Brief. Transcribe all the entries word for word, omitting any pictures they contain.

Dataset records.
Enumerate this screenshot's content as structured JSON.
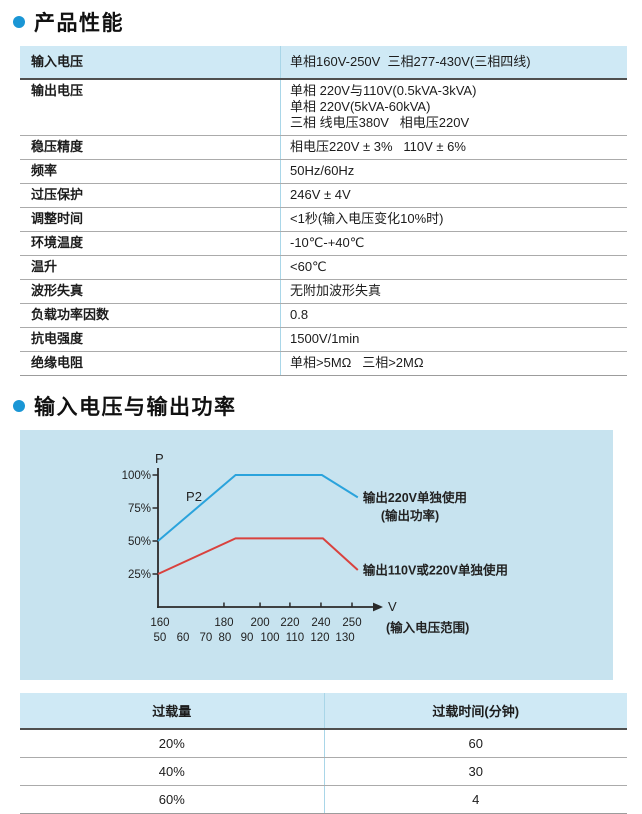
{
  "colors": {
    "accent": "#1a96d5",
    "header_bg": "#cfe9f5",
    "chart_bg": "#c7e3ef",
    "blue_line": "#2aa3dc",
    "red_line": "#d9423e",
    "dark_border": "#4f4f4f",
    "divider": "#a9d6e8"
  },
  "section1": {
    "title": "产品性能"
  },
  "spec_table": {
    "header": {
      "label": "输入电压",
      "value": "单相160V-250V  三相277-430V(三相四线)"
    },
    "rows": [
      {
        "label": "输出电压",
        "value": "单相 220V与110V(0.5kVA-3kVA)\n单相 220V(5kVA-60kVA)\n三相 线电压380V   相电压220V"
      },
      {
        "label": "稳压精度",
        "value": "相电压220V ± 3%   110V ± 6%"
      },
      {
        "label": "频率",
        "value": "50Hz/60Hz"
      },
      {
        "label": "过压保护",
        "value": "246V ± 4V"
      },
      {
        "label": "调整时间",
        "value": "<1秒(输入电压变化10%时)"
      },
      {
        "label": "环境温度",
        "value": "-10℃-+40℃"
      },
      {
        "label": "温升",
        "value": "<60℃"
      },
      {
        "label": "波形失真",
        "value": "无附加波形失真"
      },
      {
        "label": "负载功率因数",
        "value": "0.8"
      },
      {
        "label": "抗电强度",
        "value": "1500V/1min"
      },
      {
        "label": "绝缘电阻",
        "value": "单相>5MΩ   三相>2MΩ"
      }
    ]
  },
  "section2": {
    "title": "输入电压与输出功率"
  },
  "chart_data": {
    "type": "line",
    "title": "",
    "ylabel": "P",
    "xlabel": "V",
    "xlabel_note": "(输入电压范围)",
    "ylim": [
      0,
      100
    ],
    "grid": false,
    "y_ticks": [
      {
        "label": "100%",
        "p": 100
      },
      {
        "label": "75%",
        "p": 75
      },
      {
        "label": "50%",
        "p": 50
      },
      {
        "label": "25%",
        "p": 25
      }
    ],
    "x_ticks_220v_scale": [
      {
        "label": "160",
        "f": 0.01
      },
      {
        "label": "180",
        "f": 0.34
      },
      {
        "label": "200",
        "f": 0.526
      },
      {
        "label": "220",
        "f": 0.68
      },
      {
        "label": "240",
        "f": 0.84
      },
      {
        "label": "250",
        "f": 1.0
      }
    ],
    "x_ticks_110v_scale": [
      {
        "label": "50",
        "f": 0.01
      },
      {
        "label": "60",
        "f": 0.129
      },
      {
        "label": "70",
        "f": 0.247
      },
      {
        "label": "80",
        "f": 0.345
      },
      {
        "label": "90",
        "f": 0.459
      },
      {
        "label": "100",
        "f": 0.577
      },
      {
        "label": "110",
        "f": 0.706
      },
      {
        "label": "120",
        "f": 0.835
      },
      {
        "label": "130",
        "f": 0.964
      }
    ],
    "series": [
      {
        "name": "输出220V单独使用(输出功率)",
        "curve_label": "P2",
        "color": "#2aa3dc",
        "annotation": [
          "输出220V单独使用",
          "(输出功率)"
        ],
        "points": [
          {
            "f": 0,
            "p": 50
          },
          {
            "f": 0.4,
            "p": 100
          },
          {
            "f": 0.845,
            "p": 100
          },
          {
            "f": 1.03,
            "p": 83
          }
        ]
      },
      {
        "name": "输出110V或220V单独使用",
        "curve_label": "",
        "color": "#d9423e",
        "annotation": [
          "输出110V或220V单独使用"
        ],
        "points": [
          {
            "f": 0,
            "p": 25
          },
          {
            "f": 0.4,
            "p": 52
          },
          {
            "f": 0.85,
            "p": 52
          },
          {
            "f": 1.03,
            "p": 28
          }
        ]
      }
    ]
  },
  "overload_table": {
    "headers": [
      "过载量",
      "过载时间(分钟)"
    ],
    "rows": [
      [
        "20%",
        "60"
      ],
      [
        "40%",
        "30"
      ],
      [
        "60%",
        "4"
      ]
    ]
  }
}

Solution for this exercise.
Enumerate this screenshot's content as structured JSON.
{
  "colors": {
    "accent": "#1a96d5",
    "header_bg": "#cfe9f5",
    "chart_bg": "#c7e3ef",
    "blue_line": "#2aa3dc",
    "red_line": "#d9423e",
    "dark_border": "#4f4f4f",
    "divider": "#a9d6e8"
  },
  "section1": {
    "title": "产品性能"
  },
  "spec_table": {
    "header": {
      "label": "输入电压",
      "value": "单相160V-250V  三相277-430V(三相四线)"
    },
    "rows": [
      {
        "label": "输出电压",
        "value": "单相 220V与110V(0.5kVA-3kVA)\n单相 220V(5kVA-60kVA)\n三相 线电压380V   相电压220V"
      },
      {
        "label": "稳压精度",
        "value": "相电压220V ± 3%   110V ± 6%"
      },
      {
        "label": "频率",
        "value": "50Hz/60Hz"
      },
      {
        "label": "过压保护",
        "value": "246V ± 4V"
      },
      {
        "label": "调整时间",
        "value": "<1秒(输入电压变化10%时)"
      },
      {
        "label": "环境温度",
        "value": "-10℃-+40℃"
      },
      {
        "label": "温升",
        "value": "<60℃"
      },
      {
        "label": "波形失真",
        "value": "无附加波形失真"
      },
      {
        "label": "负载功率因数",
        "value": "0.8"
      },
      {
        "label": "抗电强度",
        "value": "1500V/1min"
      },
      {
        "label": "绝缘电阻",
        "value": "单相>5MΩ   三相>2MΩ"
      }
    ]
  },
  "section2": {
    "title": "输入电压与输出功率"
  },
  "chart_data": {
    "type": "line",
    "title": "",
    "ylabel": "P",
    "xlabel": "V",
    "xlabel_note": "(输入电压范围)",
    "ylim": [
      0,
      100
    ],
    "grid": false,
    "y_ticks": [
      {
        "label": "100%",
        "p": 100
      },
      {
        "label": "75%",
        "p": 75
      },
      {
        "label": "50%",
        "p": 50
      },
      {
        "label": "25%",
        "p": 25
      }
    ],
    "x_ticks_220v_scale": [
      {
        "label": "160",
        "f": 0.01
      },
      {
        "label": "180",
        "f": 0.34
      },
      {
        "label": "200",
        "f": 0.526
      },
      {
        "label": "220",
        "f": 0.68
      },
      {
        "label": "240",
        "f": 0.84
      },
      {
        "label": "250",
        "f": 1.0
      }
    ],
    "x_ticks_110v_scale": [
      {
        "label": "50",
        "f": 0.01
      },
      {
        "label": "60",
        "f": 0.129
      },
      {
        "label": "70",
        "f": 0.247
      },
      {
        "label": "80",
        "f": 0.345
      },
      {
        "label": "90",
        "f": 0.459
      },
      {
        "label": "100",
        "f": 0.577
      },
      {
        "label": "110",
        "f": 0.706
      },
      {
        "label": "120",
        "f": 0.835
      },
      {
        "label": "130",
        "f": 0.964
      }
    ],
    "series": [
      {
        "name": "输出220V单独使用(输出功率)",
        "curve_label": "P2",
        "color": "#2aa3dc",
        "annotation": [
          "输出220V单独使用",
          "(输出功率)"
        ],
        "points": [
          {
            "f": 0,
            "p": 50
          },
          {
            "f": 0.4,
            "p": 100
          },
          {
            "f": 0.845,
            "p": 100
          },
          {
            "f": 1.03,
            "p": 83
          }
        ]
      },
      {
        "name": "输出110V或220V单独使用",
        "curve_label": "",
        "color": "#d9423e",
        "annotation": [
          "输出110V或220V单独使用"
        ],
        "points": [
          {
            "f": 0,
            "p": 25
          },
          {
            "f": 0.4,
            "p": 52
          },
          {
            "f": 0.85,
            "p": 52
          },
          {
            "f": 1.03,
            "p": 28
          }
        ]
      }
    ]
  },
  "overload_table": {
    "headers": [
      "过载量",
      "过载时间(分钟)"
    ],
    "rows": [
      [
        "20%",
        "60"
      ],
      [
        "40%",
        "30"
      ],
      [
        "60%",
        "4"
      ]
    ]
  }
}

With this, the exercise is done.